[WORK REQUIRED] In the material below, identify each line bearing the word "FREQUENCY". Reproduce those lines.

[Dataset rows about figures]
--- Begin ---
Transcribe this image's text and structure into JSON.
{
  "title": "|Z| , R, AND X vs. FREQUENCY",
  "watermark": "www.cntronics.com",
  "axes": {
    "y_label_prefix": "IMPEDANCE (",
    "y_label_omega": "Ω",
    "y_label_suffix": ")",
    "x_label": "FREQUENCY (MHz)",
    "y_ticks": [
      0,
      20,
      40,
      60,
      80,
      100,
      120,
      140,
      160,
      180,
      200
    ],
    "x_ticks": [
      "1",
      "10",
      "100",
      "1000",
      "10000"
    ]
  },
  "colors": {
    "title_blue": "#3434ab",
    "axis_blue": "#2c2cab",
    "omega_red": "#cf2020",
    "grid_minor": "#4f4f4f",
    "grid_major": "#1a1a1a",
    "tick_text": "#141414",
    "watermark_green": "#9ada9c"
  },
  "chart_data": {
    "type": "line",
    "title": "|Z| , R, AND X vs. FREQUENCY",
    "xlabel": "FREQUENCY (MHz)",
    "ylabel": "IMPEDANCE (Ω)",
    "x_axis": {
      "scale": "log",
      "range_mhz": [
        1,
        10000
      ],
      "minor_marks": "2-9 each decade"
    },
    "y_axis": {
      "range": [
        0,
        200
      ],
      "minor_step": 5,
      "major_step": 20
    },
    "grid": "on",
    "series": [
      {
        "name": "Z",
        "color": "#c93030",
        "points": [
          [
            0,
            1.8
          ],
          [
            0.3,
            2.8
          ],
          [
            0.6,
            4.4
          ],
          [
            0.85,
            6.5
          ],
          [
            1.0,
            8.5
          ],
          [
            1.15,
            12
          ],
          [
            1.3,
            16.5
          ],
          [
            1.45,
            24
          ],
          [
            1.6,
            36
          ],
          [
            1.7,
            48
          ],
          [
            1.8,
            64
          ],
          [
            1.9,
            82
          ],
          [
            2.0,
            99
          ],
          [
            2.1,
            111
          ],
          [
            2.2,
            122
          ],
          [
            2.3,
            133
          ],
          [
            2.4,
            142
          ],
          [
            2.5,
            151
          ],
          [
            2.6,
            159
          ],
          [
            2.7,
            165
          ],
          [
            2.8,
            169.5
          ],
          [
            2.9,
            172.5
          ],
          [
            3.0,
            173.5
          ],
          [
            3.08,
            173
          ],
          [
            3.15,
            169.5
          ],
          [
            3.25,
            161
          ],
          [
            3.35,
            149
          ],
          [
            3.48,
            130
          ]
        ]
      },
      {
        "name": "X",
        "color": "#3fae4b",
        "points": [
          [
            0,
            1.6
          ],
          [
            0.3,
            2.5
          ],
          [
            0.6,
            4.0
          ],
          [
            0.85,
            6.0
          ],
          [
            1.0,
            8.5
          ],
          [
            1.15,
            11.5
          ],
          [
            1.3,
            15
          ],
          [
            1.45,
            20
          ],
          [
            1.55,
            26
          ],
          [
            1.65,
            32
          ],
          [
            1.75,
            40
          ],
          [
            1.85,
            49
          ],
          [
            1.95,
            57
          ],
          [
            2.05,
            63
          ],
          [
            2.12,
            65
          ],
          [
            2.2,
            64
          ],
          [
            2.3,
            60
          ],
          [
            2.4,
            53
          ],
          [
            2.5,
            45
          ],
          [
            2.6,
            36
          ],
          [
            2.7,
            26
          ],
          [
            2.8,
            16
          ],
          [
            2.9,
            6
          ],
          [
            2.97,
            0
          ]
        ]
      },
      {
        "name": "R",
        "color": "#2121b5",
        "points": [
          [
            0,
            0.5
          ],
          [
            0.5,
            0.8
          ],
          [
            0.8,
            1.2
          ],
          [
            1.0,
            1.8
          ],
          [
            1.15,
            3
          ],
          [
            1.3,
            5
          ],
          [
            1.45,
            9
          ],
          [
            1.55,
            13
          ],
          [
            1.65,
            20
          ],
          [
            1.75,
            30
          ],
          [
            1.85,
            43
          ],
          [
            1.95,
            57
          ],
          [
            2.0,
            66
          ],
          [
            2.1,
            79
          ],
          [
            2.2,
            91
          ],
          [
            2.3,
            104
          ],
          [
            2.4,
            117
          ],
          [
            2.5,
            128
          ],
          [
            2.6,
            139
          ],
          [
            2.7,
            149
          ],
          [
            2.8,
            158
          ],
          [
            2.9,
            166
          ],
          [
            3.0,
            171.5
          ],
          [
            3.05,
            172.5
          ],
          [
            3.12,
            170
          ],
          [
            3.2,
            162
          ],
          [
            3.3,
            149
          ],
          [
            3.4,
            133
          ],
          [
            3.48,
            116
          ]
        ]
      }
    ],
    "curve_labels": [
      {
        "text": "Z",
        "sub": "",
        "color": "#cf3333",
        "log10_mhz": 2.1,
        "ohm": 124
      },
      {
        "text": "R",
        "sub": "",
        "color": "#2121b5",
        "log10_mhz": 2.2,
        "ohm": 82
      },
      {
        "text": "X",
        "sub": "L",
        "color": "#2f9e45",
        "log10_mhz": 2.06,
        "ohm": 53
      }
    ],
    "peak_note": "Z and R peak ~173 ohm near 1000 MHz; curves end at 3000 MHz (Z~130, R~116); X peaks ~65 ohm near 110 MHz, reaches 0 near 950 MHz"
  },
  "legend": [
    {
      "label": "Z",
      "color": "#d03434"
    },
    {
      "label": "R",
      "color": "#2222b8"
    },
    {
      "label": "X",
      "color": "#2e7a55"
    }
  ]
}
--- End ---
[RESULT BELOW]
  "title": "|Z| , R, AND X vs. FREQUENCY",
    "x_label": "FREQUENCY (MHz)",
    "title": "|Z| , R, AND X vs. FREQUENCY",
    "xlabel": "FREQUENCY (MHz)",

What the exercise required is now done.